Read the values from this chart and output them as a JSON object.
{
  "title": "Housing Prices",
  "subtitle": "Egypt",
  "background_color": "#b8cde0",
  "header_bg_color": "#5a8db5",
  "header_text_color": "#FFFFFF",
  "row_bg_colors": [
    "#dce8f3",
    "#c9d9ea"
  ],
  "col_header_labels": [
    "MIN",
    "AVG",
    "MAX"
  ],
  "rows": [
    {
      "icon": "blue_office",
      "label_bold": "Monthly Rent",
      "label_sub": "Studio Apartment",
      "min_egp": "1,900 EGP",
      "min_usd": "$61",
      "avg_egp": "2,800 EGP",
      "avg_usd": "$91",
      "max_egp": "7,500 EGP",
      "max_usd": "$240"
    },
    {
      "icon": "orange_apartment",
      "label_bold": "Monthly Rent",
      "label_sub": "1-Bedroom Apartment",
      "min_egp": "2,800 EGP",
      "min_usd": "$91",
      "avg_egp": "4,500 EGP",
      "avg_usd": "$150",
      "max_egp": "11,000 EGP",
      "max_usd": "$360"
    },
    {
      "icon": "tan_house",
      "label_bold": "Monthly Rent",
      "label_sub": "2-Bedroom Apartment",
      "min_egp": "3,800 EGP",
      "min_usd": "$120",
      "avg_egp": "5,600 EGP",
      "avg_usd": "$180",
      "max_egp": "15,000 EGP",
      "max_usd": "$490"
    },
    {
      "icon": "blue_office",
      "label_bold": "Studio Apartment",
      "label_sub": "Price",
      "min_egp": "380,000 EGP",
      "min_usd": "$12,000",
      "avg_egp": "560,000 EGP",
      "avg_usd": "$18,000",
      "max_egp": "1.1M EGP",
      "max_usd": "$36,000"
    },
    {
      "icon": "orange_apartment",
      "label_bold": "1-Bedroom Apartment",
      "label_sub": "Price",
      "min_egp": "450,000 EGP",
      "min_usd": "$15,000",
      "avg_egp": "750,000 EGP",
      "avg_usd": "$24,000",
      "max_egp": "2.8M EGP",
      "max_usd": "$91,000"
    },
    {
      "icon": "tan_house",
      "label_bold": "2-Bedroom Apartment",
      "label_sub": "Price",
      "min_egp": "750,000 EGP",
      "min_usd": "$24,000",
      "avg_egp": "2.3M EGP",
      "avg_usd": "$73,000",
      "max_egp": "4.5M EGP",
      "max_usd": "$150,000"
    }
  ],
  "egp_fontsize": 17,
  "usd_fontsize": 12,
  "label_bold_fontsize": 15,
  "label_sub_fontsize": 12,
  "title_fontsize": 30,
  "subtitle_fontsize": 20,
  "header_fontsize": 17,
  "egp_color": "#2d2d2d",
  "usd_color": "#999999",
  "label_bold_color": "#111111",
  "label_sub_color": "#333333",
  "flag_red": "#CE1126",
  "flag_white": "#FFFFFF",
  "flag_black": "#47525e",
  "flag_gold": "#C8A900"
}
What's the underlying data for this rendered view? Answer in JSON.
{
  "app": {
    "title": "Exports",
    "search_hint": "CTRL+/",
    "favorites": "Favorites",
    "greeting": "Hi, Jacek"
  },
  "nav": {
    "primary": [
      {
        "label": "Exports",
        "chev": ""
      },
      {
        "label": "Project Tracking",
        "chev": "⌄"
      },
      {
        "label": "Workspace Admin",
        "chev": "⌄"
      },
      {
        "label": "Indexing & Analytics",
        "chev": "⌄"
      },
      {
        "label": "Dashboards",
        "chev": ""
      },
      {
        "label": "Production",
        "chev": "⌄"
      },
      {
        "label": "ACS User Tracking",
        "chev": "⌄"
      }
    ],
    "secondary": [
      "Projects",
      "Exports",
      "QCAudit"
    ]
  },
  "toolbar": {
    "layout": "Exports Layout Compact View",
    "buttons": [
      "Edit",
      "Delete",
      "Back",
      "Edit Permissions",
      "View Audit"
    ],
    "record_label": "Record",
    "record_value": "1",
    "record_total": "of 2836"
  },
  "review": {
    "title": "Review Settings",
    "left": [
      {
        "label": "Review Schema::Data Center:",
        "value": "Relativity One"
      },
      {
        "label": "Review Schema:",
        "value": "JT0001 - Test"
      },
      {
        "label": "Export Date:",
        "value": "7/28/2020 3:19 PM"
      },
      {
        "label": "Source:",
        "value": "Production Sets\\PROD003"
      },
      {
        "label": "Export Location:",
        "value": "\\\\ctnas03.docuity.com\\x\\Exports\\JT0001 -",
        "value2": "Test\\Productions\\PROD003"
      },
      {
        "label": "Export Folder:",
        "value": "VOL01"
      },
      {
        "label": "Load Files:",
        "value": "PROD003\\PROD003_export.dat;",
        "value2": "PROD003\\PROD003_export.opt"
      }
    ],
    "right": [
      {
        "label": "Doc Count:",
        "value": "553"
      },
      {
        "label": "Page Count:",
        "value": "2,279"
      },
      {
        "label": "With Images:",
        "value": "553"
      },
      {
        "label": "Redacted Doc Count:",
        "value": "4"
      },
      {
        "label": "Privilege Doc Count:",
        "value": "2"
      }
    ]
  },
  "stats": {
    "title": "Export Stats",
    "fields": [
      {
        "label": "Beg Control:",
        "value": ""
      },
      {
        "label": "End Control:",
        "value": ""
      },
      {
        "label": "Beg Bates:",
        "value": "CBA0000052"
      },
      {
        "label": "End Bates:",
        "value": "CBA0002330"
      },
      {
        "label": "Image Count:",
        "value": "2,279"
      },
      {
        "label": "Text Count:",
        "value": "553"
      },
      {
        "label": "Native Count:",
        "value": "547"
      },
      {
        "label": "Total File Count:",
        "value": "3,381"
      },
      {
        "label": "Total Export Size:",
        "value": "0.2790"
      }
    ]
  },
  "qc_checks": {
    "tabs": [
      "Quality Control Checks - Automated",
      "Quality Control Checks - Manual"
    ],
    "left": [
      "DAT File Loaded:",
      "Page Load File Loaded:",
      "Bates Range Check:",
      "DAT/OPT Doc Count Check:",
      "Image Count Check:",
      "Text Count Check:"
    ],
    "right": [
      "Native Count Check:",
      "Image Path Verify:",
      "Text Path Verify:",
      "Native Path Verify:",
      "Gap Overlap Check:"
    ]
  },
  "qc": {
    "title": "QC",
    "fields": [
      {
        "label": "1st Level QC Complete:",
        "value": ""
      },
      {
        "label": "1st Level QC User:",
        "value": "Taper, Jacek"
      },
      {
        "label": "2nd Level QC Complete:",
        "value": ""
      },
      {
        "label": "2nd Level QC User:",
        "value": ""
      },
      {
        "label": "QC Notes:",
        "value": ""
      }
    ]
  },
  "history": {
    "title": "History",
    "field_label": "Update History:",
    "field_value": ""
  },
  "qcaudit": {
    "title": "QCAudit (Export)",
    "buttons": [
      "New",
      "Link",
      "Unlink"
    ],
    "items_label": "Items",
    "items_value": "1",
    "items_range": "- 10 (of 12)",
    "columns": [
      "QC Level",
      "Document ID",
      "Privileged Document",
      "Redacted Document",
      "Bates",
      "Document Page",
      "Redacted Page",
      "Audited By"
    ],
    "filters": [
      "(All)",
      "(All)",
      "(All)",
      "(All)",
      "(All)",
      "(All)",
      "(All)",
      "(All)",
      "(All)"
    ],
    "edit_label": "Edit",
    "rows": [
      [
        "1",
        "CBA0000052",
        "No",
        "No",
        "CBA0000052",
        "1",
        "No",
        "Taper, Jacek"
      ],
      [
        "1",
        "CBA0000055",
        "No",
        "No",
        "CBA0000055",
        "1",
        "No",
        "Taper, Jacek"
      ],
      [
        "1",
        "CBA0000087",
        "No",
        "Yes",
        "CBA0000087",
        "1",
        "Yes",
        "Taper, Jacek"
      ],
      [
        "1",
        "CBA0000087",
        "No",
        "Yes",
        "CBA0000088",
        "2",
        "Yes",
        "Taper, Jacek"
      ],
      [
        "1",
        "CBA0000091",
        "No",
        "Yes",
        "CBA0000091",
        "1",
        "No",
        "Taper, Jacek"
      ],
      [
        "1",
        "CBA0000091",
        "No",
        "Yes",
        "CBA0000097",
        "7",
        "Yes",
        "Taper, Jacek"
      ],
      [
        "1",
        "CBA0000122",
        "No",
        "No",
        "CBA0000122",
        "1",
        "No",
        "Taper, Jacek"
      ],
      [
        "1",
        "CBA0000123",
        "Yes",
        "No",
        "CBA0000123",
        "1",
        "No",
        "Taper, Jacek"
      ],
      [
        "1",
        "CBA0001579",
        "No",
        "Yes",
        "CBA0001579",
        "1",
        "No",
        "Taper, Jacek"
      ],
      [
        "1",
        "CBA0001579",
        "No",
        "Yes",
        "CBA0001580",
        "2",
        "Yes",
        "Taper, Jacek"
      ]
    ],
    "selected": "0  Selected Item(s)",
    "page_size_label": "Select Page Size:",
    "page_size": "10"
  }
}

> **GIVEN EXERCISE**: Every line of the listing that holds "Test" should be found and copied.

> **THE COMPLETED TASK**:
        "value": "JT0001 - Test"
        "value2": "Test\\Productions\\PROD003"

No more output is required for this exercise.